● **Texto do documento**
# # # #

"Quero imaginar sob que novos traços o despotismo poderia produzir-se no mundo... Depois de ter colhido em suas mãos poderosas cada indivíduo e de moldá-los a seu gosto, o governo estende seus braços sobre toda a sociedade... Não quebra as vontades, mas as amolece, submete e dirige... Raramente força a agir, mas opõe-se sem cessar a que se aja; não destrói, impede que se nasça; não tiraniza, incomoda, oprime, extingue, abestalha e reduz enfim cada nação a não ser mais que um rebanho de animais tímidos, do qual o governo é o pastor. (...)
A imprensa é, por excelência, o instrumento democrático da liberdade." Alexis de Tocqueville
(1805-1859)

"A democracia é a pior forma de governo imaginável, à exceção de todas as outras que foram experimentadas." Winston Churchill.

domingo, 10 de julho de 2016

AFINAL, QUE SE SALVA?


Somos o país do presente excêntrico, em que o absurdo coabita com a normalidade

A política surgiu como disputa de ideias em torno da melhor forma de poder. Pela História afora, porém, governar foi sempre uma guerra pelo poder, com o crime no papel principal. Ou como ingrediente único - Shakespeare já nos mostrou o que se escondia sob os lençóis de reis e rainhas. Na era moderna, a democracia representativa surgiu para que o debate e o diálogo político substituíssem o crime.

Mas o crime tem imensa capacidade de modificar a aparência e - tal qual molusco - se readaptar a qualquer habitat sem deixar de ser o que é. Assim, estamos nós a ver o crime passar como se fosse "a banda" do Chico Buarque. E, com variantes e variações, desde Pedro Álvares Cabral...

Na pobreza atual da política, tudo é fácil. A truculência policial talvez seja o crime maior, pois gera a visão de vingança "contra o Estado", que devia proteger os cidadãos. Mas há um crime mais profundo, disfarçado e quase imperceptível: a recusa dos políticos em debater e dialogar. Ou em pesquisar junto à sociedade inteira.

Em vez de soluções, a politicalha busca votos e se exibe num faz de conta, repetindo lugares-comuns. Os políticos atuam como depositários da verdade. São mansos na fala e, na mansidão, alguns até ocultam a mão que busca a carteira e a bolsa alheias.

Outros são hábeis e o que são nem transparece ou se esconde como o metrô subterrâneo. Há ainda os inábeis e antipáticos donos da verdade, como o PT, que criou o rastro de desconfiança responsável pelo apoio popular ao impeachment de Dilma.

Daí surge a visão de que tudo agora "vai mudar" e "a corrupção terá fim".
Se Dilma sair em definitivo, o governo de "salvação nacional" de Temer nos levará à porta do paraíso!

# # # #

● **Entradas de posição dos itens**
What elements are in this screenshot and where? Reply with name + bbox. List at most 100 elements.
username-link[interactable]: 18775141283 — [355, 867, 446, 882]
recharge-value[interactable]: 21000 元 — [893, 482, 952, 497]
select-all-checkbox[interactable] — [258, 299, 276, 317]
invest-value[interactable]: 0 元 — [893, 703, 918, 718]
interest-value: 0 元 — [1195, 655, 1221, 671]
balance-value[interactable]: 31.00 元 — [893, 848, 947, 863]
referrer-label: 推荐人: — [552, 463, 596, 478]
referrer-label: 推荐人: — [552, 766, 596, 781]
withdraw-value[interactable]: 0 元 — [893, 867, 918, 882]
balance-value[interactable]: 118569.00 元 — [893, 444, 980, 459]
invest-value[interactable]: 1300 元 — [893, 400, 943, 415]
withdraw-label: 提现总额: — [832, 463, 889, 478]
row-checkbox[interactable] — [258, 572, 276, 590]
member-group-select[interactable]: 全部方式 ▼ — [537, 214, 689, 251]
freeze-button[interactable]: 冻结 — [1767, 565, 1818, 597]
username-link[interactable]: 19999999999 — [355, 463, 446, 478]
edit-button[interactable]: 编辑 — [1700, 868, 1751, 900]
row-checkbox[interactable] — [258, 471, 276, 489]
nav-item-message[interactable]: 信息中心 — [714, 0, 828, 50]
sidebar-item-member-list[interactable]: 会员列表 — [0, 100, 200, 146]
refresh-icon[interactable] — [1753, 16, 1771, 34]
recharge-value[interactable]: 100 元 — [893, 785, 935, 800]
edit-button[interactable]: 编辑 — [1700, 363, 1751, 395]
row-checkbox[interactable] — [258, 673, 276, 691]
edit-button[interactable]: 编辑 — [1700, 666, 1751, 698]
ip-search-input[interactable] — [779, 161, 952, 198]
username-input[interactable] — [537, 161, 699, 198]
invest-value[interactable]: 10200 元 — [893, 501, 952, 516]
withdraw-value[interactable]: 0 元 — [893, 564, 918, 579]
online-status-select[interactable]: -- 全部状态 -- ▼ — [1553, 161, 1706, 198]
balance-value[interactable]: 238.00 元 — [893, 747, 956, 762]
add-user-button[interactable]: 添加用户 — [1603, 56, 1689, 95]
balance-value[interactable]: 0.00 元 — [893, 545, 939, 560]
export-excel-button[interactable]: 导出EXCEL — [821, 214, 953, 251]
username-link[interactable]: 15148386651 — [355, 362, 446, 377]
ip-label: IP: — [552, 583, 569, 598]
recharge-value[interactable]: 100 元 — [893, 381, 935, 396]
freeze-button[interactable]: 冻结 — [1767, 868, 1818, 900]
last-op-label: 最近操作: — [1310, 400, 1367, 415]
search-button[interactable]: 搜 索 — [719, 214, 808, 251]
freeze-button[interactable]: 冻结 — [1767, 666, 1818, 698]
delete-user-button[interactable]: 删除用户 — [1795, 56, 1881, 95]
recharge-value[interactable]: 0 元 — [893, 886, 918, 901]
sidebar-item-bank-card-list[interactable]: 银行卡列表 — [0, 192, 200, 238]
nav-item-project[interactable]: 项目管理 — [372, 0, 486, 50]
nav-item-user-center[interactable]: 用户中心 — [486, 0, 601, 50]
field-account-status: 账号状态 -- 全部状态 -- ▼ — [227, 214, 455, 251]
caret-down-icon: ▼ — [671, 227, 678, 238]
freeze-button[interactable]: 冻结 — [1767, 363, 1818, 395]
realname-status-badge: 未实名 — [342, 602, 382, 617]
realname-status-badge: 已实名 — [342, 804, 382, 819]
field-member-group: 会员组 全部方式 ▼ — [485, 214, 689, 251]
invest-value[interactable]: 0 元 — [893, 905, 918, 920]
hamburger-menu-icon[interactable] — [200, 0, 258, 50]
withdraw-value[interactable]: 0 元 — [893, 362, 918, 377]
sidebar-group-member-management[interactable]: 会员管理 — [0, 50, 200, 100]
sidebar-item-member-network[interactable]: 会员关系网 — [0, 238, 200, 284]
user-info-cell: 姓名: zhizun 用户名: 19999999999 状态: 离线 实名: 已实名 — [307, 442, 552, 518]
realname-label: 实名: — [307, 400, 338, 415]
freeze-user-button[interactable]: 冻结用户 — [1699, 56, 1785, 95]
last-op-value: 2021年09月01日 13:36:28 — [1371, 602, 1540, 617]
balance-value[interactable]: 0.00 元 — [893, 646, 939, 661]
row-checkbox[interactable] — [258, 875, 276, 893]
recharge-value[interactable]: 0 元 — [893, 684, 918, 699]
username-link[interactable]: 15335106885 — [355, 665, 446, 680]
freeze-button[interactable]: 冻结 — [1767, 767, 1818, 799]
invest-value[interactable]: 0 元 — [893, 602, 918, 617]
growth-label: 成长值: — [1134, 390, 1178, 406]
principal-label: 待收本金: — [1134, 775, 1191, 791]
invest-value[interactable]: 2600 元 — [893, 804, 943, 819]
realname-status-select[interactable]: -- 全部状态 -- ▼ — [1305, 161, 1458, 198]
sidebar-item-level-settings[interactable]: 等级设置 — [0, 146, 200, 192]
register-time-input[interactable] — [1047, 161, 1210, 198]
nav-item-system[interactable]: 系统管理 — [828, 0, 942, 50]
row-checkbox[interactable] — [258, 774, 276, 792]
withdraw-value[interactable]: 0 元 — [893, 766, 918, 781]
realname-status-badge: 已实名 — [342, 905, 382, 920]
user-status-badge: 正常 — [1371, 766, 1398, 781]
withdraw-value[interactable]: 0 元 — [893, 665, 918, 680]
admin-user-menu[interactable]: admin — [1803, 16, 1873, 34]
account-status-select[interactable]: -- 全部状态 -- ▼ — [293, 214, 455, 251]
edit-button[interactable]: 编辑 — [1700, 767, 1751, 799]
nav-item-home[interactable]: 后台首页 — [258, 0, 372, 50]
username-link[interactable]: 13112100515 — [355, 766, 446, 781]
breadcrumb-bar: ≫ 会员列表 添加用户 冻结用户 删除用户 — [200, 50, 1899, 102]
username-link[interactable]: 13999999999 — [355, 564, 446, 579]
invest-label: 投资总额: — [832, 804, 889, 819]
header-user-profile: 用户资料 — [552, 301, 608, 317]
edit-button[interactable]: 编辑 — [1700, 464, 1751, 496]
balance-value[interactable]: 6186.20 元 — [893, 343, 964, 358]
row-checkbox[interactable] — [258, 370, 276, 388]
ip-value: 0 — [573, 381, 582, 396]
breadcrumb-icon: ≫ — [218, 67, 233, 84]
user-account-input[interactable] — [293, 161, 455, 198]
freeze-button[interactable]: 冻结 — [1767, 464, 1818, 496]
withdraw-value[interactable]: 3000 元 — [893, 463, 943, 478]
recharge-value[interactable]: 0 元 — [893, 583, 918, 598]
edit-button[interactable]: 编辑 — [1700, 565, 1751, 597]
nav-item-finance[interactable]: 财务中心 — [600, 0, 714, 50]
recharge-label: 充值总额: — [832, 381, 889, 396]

# # # #

● **Objetivos**
[1] Traduza para o inglês esta frase do texto sobre política: "A política surgiu como disputa de ideias em torno da melhor forma de poder."
[2] Copie do texto sobre política todo o trecho que vai de "Na pobreza atual" até "a bolsa alheias.".

● **Soluções das tarefas**
[1] Politics emerged as a dispute of ideas over the best form of power.

[2]
Na pobreza atual da política, tudo é fácil. A truculência policial talvez seja o crime maior, pois gera a visão de vingança "contra o Estado", que devia proteger os cidadãos. Mas há um crime mais profundo, disfarçado e quase imperceptível: a recusa dos políticos em debater e dialogar. Ou em pesquisar junto à sociedade inteira.

Em vez de soluções, a politicalha busca votos e se exibe num faz de conta, repetindo lugares-comuns. Os políticos atuam como depositários da verdade. São mansos na fala e, na mansidão, alguns até ocultam a mão que busca a carteira e a bolsa alheias.